Your answer is a single number: how many lines hold the word "name"?

##### Records for this exercise

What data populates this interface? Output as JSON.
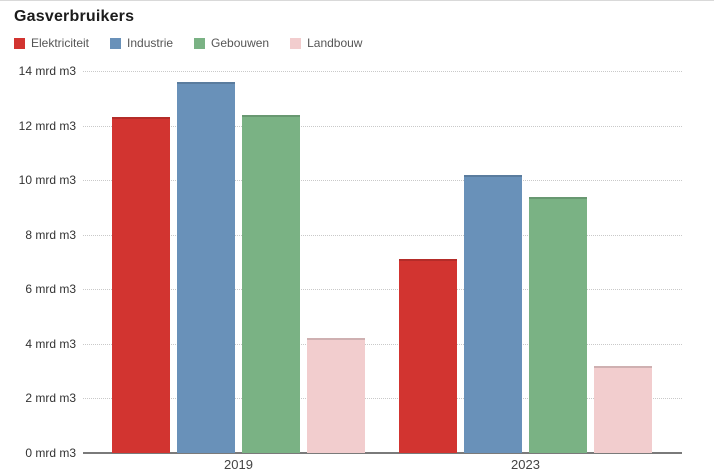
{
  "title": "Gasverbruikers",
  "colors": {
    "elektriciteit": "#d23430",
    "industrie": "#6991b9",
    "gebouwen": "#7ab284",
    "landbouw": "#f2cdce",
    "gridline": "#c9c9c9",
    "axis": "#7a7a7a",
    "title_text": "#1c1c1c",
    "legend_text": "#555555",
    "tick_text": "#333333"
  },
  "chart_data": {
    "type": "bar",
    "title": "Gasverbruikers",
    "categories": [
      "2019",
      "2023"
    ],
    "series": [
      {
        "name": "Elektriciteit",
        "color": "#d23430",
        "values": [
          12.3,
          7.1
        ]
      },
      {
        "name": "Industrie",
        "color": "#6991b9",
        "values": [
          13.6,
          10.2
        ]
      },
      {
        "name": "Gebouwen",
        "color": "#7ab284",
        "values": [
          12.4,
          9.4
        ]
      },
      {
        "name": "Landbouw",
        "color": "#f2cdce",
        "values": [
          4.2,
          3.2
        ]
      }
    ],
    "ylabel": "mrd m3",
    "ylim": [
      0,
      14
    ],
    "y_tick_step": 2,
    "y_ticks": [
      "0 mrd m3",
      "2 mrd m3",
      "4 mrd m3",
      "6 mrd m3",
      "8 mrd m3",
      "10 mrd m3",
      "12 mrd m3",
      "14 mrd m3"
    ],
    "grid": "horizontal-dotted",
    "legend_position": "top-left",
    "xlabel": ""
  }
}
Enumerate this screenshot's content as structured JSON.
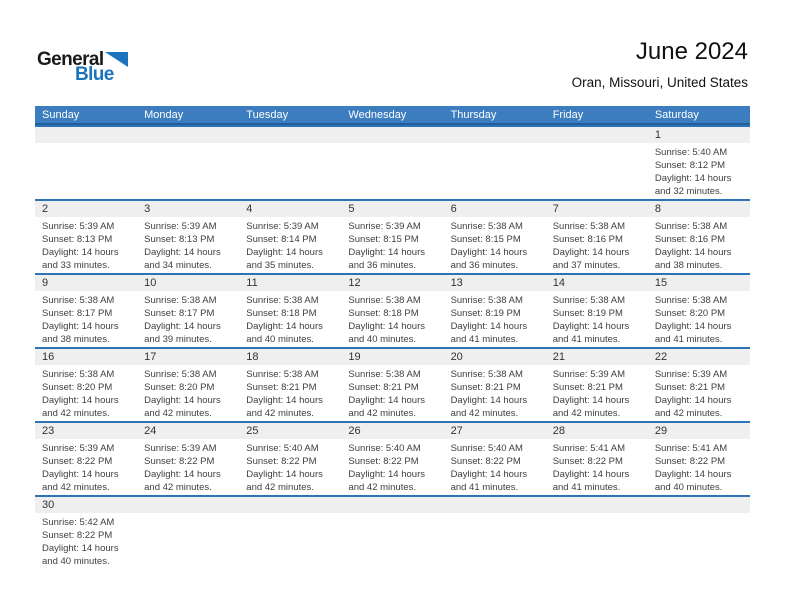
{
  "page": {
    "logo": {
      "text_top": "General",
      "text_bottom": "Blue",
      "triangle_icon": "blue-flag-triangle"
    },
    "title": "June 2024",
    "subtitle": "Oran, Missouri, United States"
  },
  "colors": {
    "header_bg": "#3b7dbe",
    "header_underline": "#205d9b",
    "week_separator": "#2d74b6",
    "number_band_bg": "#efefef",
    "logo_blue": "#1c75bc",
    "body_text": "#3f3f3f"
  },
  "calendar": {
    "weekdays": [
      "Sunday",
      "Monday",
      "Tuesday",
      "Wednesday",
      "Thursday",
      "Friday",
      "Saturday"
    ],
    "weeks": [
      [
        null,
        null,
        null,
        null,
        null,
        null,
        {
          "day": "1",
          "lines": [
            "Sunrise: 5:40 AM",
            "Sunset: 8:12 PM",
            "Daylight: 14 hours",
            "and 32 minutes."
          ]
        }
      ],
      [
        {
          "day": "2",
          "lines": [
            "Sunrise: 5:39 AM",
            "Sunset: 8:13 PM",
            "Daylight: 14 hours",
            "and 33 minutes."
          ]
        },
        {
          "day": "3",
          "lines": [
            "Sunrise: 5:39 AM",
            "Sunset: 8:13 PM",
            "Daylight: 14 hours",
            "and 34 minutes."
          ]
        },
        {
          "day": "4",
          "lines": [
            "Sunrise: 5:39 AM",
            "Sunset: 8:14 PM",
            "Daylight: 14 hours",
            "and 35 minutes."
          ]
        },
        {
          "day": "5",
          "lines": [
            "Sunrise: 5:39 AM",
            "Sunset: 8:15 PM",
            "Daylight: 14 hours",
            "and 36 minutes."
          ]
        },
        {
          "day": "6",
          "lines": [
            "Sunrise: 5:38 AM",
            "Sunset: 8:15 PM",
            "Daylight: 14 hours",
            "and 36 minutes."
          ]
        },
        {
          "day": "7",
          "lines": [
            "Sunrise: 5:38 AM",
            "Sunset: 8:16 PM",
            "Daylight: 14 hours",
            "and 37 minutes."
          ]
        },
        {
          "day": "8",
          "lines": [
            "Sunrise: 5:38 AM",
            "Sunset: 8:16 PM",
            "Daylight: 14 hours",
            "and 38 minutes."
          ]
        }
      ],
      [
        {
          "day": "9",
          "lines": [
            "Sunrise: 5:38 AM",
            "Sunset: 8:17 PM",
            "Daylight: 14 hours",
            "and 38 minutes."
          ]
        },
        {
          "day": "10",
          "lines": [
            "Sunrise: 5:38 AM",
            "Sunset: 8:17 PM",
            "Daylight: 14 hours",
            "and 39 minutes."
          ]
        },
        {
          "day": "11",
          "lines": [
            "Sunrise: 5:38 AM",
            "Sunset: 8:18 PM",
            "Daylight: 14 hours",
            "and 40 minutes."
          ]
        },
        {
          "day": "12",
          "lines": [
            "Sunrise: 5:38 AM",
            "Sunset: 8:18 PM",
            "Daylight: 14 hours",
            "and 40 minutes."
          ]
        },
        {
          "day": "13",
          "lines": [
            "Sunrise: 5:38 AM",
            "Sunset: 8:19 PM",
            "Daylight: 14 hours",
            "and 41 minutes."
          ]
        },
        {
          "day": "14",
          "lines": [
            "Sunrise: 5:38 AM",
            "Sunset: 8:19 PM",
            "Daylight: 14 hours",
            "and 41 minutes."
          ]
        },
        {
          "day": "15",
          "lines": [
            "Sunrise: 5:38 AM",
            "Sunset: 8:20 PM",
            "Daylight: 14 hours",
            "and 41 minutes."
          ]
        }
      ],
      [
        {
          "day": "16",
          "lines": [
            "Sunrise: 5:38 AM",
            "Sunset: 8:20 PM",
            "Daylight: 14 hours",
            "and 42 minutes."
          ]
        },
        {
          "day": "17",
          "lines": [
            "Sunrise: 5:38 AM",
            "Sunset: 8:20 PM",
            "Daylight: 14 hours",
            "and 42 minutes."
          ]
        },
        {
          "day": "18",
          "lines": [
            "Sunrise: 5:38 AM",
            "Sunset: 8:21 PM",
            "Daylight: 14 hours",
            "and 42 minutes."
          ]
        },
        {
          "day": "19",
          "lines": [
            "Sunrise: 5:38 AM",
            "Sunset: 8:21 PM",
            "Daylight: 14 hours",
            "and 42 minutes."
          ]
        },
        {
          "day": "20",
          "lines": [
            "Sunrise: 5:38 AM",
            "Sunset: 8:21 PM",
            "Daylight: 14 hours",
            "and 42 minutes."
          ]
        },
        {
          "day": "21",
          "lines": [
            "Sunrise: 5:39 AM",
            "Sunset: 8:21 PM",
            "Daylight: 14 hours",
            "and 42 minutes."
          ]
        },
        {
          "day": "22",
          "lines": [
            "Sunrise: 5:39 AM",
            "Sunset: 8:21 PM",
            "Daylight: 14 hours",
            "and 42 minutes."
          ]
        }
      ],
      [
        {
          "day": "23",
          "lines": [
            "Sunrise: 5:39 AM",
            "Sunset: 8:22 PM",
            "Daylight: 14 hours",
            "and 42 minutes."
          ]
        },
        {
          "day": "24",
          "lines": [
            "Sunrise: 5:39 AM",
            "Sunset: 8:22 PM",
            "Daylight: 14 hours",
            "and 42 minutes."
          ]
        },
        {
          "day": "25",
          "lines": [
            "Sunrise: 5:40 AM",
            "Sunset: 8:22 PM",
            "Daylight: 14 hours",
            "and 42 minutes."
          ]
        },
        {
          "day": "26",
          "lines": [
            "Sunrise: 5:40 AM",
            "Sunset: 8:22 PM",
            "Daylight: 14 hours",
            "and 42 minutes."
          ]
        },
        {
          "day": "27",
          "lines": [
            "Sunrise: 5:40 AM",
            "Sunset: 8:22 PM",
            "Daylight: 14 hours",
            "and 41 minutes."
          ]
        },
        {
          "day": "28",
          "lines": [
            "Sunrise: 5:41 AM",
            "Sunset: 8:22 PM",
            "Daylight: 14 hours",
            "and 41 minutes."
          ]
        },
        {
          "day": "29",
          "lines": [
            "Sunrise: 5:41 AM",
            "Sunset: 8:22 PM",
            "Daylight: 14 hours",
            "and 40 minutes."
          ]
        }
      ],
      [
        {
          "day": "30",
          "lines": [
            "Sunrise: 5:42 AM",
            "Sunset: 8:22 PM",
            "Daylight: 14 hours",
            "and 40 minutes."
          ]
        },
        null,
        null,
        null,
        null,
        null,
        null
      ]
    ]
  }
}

##########
##### Records for this exercise

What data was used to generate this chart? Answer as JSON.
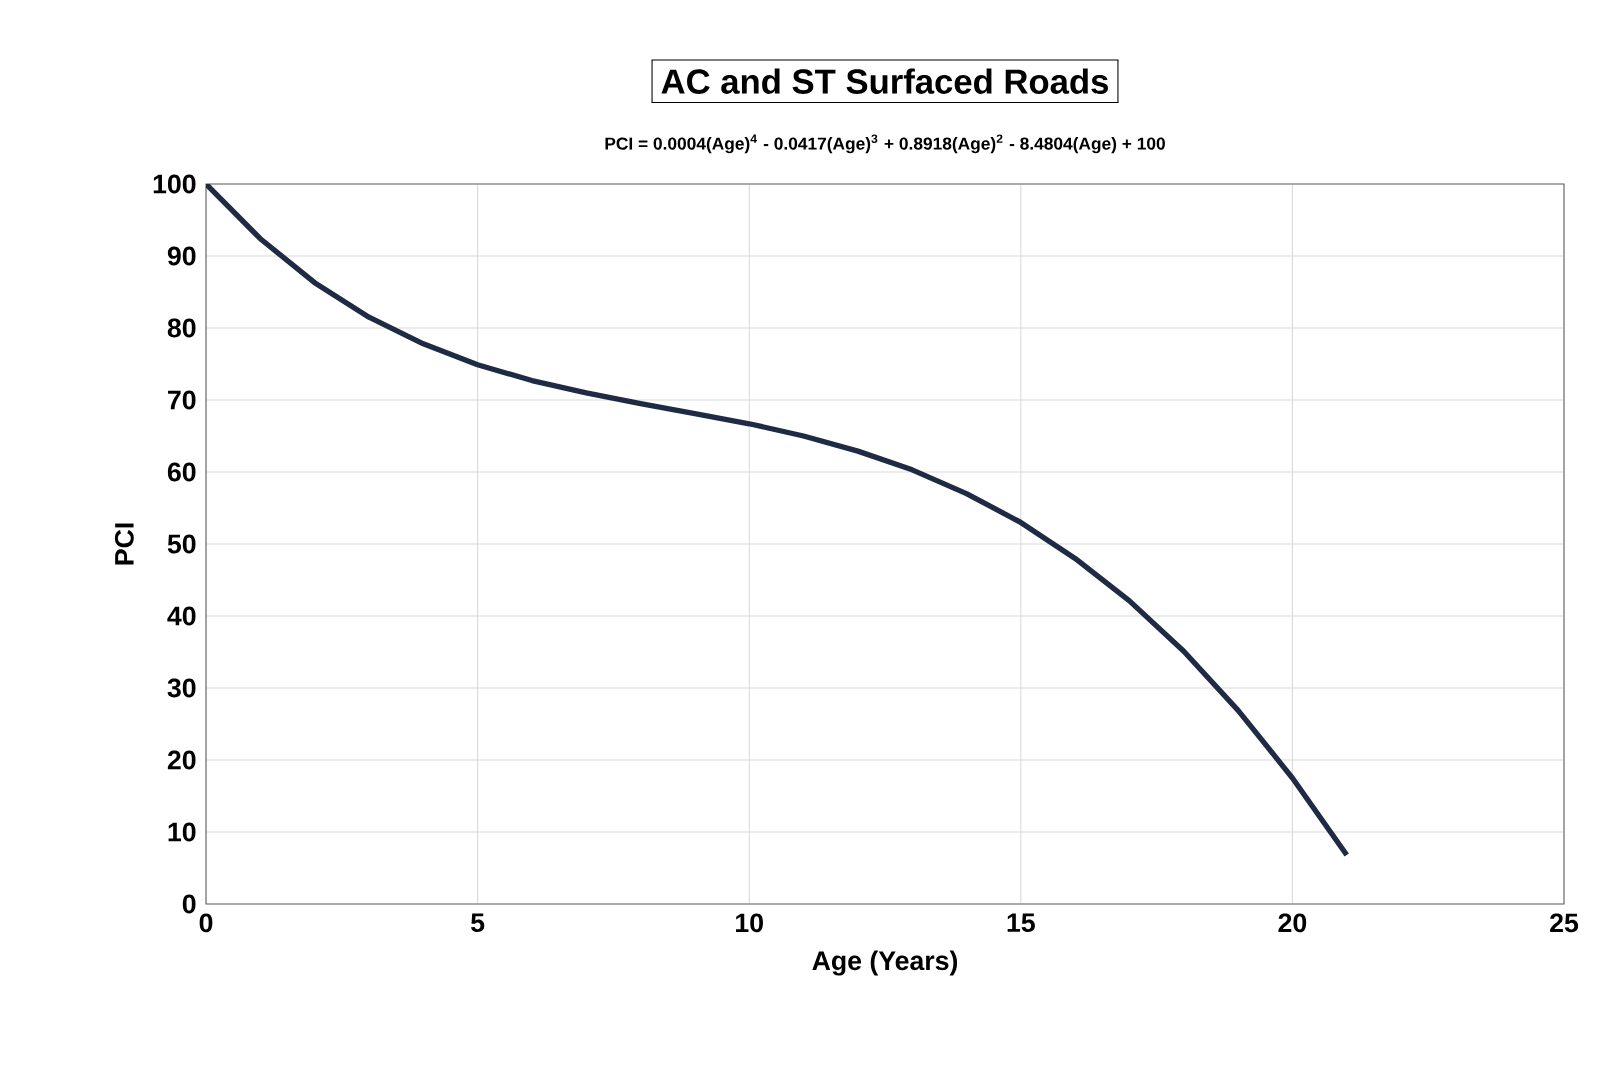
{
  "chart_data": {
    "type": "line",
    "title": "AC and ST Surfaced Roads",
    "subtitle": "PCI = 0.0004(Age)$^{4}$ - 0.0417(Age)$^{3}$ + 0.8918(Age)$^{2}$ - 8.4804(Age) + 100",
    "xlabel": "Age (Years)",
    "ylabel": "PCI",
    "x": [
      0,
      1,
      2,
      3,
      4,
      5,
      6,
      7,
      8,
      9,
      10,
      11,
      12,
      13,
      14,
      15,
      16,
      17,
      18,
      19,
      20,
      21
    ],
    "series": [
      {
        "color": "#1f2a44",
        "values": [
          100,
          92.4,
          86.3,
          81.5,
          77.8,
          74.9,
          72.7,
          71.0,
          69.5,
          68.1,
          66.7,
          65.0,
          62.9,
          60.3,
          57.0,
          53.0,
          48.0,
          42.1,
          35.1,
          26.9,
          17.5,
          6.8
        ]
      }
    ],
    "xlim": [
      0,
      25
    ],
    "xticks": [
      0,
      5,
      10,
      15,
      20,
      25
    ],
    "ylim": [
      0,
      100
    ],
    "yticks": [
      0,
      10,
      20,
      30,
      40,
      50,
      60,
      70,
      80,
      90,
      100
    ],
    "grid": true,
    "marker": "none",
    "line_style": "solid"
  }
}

##########

### Exercise solution
4